* Stated exercise *
Type out the material below exactly.

----------------------------------------

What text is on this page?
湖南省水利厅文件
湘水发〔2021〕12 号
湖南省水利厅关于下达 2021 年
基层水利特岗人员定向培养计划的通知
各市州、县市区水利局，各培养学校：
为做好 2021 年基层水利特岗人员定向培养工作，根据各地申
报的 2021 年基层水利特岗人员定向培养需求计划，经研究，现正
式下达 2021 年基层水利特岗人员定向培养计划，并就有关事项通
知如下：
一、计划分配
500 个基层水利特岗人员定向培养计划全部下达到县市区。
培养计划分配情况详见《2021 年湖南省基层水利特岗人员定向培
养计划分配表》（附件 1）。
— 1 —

----------------------------------------

* Answer to the task *
What text is on this page?
湖南省水利厅文件
湘水发〔2021〕12 号
湖南省水利厅关于下达 2021 年
基层水利特岗人员定向培养计划的通知
各市州、县市区水利局，各培养学校：
为做好 2021 年基层水利特岗人员定向培养工作，根据各地申
报的 2021 年基层水利特岗人员定向培养需求计划，经研究，现正
式下达 2021 年基层水利特岗人员定向培养计划，并就有关事项通
知如下：
一、计划分配
500 个基层水利特岗人员定向培养计划全部下达到县市区。
培养计划分配情况详见《2021 年湖南省基层水利特岗人员定向培
养计划分配表》（附件 1）。
— 1 —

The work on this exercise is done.